(Collected data entries)
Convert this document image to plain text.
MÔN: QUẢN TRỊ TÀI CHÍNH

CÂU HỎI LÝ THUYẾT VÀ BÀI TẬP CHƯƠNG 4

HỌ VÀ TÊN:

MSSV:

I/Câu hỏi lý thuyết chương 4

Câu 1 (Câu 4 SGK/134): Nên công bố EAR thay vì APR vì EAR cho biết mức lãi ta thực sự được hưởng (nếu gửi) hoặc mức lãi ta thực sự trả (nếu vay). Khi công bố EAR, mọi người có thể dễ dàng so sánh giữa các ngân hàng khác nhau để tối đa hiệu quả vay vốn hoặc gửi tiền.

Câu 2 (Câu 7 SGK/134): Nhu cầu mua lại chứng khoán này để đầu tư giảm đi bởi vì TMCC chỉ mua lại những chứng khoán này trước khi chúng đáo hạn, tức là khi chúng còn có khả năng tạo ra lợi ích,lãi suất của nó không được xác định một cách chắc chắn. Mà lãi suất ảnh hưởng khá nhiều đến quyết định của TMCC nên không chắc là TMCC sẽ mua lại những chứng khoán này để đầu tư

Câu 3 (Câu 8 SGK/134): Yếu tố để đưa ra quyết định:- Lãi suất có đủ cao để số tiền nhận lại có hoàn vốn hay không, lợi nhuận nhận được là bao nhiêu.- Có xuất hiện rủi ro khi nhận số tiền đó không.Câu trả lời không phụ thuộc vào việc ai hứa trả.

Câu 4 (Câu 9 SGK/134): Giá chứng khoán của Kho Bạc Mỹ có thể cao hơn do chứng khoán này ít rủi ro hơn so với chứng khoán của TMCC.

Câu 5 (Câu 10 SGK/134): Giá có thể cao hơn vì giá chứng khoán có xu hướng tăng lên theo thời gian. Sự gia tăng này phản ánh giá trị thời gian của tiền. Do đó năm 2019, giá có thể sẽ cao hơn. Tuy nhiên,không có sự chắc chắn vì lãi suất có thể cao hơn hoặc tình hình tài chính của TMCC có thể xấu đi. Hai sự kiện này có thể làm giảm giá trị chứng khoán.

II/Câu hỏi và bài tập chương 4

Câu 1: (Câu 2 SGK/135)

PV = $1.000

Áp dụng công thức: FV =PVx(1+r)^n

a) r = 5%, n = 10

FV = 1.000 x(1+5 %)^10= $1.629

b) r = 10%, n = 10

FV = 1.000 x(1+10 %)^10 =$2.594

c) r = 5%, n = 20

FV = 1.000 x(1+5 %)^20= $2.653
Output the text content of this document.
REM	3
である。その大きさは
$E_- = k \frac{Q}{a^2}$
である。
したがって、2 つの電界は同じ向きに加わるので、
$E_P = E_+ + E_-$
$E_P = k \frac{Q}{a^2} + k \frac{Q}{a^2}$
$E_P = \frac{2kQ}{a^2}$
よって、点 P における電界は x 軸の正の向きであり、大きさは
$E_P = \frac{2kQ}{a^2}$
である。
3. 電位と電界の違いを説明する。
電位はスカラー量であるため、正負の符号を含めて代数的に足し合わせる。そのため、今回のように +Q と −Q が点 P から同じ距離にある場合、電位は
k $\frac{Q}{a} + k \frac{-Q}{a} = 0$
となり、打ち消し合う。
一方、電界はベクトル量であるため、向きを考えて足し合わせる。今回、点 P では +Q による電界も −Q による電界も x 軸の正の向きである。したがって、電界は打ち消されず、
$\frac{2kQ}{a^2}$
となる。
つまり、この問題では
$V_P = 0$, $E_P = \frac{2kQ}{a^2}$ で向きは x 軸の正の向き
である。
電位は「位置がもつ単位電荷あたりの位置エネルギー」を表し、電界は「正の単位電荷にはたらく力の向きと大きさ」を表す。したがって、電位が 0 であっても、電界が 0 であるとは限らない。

* SET TASK *
Show every line from the entries above in which "được" appears.

* FINISHED TASK *
Câu 1 (Câu 4 SGK/134): Nên công bố EAR thay vì APR vì EAR cho biết mức lãi ta thực sự được hưởng (nếu gửi) hoặc mức lãi ta thực sự trả (nếu vay). Khi công bố EAR, mọi người có thể dễ dàng so sánh giữa các ngân hàng khác nhau để tối đa hiệu quả vay vốn hoặc gửi tiền.
Câu 2 (Câu 7 SGK/134): Nhu cầu mua lại chứng khoán này để đầu tư giảm đi bởi vì TMCC chỉ mua lại những chứng khoán này trước khi chúng đáo hạn, tức là khi chúng còn có khả năng tạo ra lợi ích,lãi suất của nó không được xác định một cách chắc chắn. Mà lãi suất ảnh hưởng khá nhiều đến quyết định của TMCC nên không chắc là TMCC sẽ mua lại những chứng khoán này để đầu tư
Câu 3 (Câu 8 SGK/134): Yếu tố để đưa ra quyết định:- Lãi suất có đủ cao để số tiền nhận lại có hoàn vốn hay không, lợi nhuận nhận được là bao nhiêu.- Có xuất hiện rủi ro khi nhận số tiền đó không.Câu trả lời không phụ thuộc vào việc ai hứa trả.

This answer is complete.